* _Aim_
Scan the entries below. List each line with "within".

—————

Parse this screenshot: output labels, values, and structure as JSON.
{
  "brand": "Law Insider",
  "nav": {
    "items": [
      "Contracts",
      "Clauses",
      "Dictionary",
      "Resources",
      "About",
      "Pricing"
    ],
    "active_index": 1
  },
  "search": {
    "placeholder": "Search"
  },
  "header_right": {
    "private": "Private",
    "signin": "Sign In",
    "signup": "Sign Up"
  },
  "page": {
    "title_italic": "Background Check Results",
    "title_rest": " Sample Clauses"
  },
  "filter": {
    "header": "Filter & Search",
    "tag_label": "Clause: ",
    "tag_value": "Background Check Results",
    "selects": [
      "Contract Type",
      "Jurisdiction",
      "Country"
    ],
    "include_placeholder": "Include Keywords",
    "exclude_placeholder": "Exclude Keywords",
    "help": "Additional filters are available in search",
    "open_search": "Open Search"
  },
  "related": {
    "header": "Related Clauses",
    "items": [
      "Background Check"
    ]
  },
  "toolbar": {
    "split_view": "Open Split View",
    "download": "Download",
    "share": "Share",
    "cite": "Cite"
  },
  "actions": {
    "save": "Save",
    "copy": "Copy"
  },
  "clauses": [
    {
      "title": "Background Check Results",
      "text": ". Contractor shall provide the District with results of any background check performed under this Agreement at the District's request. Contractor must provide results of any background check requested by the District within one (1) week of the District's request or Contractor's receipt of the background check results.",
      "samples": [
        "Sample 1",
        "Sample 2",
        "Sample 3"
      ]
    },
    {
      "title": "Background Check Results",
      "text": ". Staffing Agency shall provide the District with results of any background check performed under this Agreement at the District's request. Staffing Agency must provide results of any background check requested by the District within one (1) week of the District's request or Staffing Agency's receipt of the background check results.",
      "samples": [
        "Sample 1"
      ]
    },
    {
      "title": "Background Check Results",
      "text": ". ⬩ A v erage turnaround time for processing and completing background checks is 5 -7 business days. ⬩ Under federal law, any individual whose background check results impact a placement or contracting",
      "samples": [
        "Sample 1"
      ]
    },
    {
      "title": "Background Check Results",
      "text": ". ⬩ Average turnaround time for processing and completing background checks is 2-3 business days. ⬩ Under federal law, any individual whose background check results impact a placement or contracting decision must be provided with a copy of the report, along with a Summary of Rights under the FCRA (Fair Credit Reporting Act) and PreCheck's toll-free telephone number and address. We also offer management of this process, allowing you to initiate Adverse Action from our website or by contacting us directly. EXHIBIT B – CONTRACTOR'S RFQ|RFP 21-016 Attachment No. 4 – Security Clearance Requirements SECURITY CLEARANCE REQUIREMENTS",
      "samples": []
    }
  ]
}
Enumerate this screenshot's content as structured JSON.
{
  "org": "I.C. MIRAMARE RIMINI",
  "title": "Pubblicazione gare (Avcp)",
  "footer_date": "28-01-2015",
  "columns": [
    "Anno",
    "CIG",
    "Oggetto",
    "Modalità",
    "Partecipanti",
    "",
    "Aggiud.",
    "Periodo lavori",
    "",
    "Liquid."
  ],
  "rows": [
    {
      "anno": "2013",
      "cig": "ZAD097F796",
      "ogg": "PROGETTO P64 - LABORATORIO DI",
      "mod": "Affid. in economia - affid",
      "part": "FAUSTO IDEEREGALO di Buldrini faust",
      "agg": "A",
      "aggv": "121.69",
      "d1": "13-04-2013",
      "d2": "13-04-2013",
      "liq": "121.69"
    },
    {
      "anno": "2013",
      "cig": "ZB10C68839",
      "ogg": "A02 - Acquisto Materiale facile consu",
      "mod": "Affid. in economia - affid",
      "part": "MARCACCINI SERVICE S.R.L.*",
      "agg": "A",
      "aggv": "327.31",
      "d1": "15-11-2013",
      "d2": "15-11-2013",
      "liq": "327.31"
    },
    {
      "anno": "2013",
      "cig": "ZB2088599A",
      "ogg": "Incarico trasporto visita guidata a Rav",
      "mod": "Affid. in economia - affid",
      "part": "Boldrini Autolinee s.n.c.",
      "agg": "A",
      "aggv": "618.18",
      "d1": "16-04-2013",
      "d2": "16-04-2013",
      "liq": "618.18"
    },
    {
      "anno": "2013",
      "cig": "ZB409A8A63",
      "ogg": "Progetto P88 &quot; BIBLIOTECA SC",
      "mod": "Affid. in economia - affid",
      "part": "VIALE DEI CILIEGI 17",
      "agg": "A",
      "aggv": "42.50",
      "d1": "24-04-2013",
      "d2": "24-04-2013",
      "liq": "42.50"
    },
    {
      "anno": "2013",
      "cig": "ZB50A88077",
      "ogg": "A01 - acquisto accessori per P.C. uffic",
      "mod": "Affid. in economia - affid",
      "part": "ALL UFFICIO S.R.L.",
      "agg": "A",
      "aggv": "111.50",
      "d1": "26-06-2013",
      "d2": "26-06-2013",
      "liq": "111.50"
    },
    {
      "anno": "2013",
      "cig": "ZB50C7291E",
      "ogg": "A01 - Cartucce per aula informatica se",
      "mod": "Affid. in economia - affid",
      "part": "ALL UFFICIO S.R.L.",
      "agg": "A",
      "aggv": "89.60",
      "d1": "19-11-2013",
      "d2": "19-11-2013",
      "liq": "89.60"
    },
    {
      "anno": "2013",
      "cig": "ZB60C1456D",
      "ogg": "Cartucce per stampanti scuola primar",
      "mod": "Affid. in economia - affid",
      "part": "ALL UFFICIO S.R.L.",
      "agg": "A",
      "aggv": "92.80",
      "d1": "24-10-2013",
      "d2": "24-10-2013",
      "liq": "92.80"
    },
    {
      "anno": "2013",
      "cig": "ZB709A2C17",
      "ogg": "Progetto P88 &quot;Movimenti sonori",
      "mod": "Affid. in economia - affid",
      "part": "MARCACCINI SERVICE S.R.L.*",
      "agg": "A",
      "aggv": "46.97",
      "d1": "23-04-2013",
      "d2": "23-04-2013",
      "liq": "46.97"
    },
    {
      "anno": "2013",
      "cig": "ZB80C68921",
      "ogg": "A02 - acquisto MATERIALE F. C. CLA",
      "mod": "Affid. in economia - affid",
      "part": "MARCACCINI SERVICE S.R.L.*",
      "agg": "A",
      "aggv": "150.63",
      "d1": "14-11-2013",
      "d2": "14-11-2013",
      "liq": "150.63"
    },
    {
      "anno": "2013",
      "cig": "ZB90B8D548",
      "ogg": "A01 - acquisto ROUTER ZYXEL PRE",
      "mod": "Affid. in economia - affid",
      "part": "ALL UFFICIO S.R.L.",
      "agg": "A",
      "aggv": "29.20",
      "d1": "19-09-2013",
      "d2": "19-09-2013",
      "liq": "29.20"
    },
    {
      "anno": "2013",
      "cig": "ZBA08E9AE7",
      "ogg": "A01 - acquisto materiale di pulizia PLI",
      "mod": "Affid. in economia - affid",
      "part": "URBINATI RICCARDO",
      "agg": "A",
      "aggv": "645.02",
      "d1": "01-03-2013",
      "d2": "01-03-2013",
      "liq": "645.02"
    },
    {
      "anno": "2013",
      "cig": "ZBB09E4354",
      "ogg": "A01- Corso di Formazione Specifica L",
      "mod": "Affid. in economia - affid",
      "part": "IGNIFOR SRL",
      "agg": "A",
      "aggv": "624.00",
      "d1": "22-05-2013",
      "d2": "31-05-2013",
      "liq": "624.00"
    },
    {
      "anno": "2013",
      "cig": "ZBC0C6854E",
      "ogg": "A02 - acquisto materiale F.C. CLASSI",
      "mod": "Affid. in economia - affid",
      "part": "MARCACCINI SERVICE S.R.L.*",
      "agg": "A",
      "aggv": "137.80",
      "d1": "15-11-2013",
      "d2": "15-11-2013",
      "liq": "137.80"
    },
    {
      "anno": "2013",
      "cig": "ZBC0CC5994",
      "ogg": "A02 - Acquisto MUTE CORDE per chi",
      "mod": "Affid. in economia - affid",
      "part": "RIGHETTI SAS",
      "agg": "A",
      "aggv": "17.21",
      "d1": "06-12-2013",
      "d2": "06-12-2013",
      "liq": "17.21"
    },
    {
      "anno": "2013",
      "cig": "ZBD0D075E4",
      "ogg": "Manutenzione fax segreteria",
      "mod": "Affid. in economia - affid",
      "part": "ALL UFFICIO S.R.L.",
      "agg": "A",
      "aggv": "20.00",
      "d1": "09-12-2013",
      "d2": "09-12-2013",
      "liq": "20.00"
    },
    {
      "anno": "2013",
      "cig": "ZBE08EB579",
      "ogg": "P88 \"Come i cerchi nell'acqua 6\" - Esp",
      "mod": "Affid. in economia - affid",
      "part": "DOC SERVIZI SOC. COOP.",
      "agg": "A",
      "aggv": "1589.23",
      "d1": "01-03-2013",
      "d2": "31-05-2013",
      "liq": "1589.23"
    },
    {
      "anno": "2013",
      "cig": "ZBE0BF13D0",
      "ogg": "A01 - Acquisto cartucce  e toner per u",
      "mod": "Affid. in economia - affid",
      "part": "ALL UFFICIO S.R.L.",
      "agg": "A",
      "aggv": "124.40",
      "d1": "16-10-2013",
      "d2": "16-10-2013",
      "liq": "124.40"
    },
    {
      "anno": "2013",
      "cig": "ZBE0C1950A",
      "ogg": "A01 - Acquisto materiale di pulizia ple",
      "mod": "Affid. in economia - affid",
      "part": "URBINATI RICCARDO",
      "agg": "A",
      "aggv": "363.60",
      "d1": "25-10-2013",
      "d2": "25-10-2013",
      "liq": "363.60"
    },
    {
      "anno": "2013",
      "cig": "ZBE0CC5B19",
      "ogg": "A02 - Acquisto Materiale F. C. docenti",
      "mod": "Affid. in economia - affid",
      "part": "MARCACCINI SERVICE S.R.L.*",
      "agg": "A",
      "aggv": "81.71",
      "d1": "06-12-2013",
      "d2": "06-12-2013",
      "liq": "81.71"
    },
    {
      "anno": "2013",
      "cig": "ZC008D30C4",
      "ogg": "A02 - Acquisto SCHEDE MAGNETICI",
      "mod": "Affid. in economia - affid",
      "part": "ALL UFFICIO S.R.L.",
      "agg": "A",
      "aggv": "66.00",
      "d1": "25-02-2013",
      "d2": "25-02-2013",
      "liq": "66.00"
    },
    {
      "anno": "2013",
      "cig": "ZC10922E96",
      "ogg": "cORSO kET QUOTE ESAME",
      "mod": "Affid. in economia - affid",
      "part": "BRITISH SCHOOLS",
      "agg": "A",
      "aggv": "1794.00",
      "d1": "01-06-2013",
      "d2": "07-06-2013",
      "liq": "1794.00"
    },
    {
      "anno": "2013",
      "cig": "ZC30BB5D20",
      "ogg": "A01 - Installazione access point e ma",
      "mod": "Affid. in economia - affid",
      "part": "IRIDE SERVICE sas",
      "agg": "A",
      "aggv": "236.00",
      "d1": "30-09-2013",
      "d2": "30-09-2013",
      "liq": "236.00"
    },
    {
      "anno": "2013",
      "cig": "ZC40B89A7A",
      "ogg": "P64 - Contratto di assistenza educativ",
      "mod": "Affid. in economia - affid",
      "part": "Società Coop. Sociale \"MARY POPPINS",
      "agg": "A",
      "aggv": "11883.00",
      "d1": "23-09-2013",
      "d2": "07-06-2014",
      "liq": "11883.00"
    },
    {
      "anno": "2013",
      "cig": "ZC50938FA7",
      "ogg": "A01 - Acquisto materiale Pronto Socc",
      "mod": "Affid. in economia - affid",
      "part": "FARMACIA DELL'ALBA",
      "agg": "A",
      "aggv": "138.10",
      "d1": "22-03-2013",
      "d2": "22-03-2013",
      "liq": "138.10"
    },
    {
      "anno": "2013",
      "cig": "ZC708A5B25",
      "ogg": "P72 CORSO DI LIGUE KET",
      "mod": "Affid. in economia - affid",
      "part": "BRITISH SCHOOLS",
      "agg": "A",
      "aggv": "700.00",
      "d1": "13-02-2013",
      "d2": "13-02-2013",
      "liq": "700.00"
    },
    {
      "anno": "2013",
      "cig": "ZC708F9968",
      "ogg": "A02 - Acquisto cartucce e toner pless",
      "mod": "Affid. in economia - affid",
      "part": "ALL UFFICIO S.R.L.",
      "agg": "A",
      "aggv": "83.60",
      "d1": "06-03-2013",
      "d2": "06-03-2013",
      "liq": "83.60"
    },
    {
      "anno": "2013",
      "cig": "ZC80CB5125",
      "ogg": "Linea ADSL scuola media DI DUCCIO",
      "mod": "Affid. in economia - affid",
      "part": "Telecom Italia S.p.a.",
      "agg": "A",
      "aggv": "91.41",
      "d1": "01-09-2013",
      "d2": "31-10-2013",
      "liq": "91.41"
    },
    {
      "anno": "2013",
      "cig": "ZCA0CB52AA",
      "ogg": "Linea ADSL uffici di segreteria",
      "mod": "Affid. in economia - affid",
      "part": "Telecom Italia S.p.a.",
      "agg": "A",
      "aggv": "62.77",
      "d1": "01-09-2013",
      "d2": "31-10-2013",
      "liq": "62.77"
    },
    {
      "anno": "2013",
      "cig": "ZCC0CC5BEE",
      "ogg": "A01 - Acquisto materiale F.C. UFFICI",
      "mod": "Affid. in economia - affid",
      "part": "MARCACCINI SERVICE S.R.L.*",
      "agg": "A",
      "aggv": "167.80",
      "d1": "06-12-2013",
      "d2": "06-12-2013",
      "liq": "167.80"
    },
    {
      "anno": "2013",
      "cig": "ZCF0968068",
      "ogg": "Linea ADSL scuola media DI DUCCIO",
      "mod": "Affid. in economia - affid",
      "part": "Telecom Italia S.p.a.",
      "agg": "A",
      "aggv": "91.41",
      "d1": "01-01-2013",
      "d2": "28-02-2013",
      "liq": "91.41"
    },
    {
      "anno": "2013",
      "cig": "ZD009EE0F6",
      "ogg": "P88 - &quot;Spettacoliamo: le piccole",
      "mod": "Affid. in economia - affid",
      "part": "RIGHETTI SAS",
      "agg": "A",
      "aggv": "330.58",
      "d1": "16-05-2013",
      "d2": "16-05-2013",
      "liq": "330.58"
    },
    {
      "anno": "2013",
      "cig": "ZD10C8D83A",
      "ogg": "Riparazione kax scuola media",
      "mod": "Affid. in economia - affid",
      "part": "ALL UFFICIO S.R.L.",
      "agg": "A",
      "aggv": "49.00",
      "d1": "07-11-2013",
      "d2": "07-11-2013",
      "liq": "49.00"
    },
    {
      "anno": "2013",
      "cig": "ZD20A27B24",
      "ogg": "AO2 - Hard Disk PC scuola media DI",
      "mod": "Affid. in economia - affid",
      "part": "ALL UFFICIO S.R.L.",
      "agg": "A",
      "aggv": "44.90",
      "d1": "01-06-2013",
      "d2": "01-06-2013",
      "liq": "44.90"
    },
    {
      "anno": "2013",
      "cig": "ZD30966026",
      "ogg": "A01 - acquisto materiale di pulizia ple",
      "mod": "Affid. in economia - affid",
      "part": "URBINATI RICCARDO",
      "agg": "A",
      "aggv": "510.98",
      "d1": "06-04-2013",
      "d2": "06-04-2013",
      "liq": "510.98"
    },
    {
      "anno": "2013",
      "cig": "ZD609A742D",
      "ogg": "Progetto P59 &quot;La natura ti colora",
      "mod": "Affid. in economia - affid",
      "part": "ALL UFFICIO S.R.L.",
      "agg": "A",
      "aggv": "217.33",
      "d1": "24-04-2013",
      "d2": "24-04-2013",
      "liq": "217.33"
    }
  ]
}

—————

* _Solution for this task_
      "text": ". Contractor shall provide the District with results of any background check performed under this Agreement at the District's request. Contractor must provide results of any background check requested by the District within one (1) week of the District's request or Contractor's receipt of the background check results.",
      "text": ". Staffing Agency shall provide the District with results of any background check performed under this Agreement at the District's request. Staffing Agency must provide results of any background check requested by the District within one (1) week of the District's request or Staffing Agency's receipt of the background check results.",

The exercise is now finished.